Collection entries:
#####
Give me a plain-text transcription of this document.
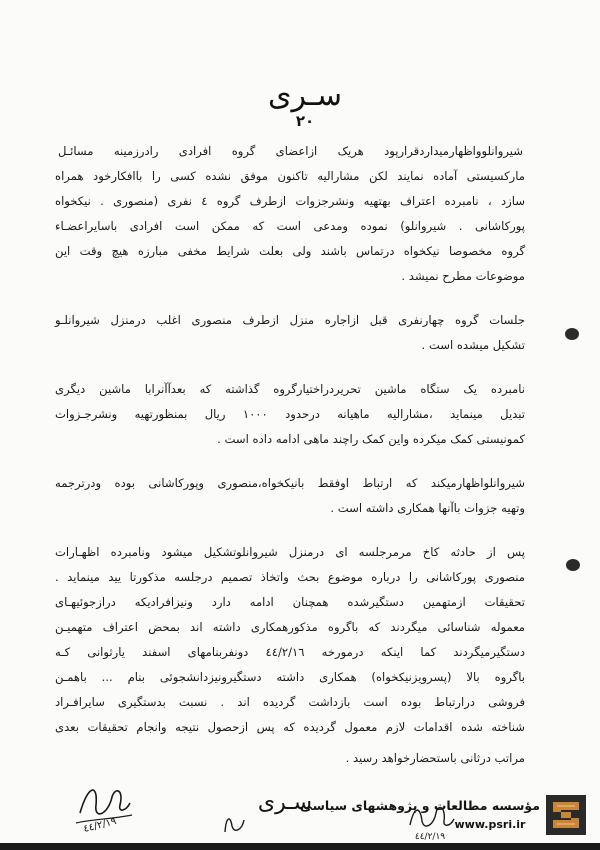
سـرى
۲۰
شیروانلوواظهارمیداردقرارپود هریک ازاعضای گروه افرادی رادرزمینه مسائـل
مارکسیستی آماده نمایند لکن مشارالیه تاکنون موفق نشده کسی را باافکارخود همراه
سازد ، نامبرده اعتراف بهتهیه ونشرجزوات ازطرف گروه ٤ نفری (منصوری . نیکخواه
پورکاشانی . شیروانلو) نموده ومدعی است که ممکن است افرادی باسایراعضـاء
گروه مخصوصا نیکخواه درتماس باشند ولی بعلت شرایط مخفی مبارزه هیچ وقت این
موضوعات مطرح نمیشد .
جلسات گروه چهارنفری قبل ازاجاره منزل ازطرف منصوری اغلب درمنزل شیروانلـو
تشکیل میشده است .
نامبرده یک ستگاه ماشین تحریردراختیارگروه گذاشته که بعدآآنرابا ماشین دیگری
تبدیل مینماید ،مشارالیه ماهیانه درحدود ۱۰۰۰ ریال بمنظورتهیه ونشرجـزوات
کمونیستی کمک میکرده واین کمک راچند ماهی ادامه داده است .
شیروانلواظهارمیکند که ارتباط اوفقط بانیکخواه،منصوری وپورکاشانی بوده ودرترجمه
وتهیه جزوات باآنها همکاری داشته است .
پس از حادثه کاخ مرمرجلسه ای درمنزل شیروانلوتشکیل میشود ونامبرده اظهـارات
منصوری پورکاشانی را درباره موضوع بحث واتخاذ تصمیم درجلسه مذکورتا یید مینماید .
تحقیقات ازمتهمین دستگیرشده همچنان ادامه دارد ونیزافرادیکه درازجوئیهـای
معموله شناسائی میگردند که باگروه مذکورهمکاری داشته اند بمحض اعتراف متهمیـن
دستگیرمیگردند کما اینکه درمورخه ٤٤/۲/۱٦ دونفربنامهای اسفند یارثوانی کـه
باگروه بالا (پسرویزنیکخواه) همکاری داشته دستگیرونیزدانشجوئی بنام ... باهمـن
فروشی درارتباط بوده است بازداشت گردیده اند . نسبت بدستگیری سایرافـراد
شناخته شده اقدامات لازم معمول گردیده که پس ازحصول نتیجه وانجام تحقیقات بعدی
مراتب درثانی باستحضارخواهد رسید .
سـرى
٤٤/۲/۱۹
٤٤/۲/۱۹
مؤسسه مطالعات و پژوهشهای سیاسی
www.psri.ir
#####
§ DIRECTIONS FOR THIS TASK
Only the number is needed here: how many lines of the records contain "داشته"?

§ RESPONSE TO THE TASK
3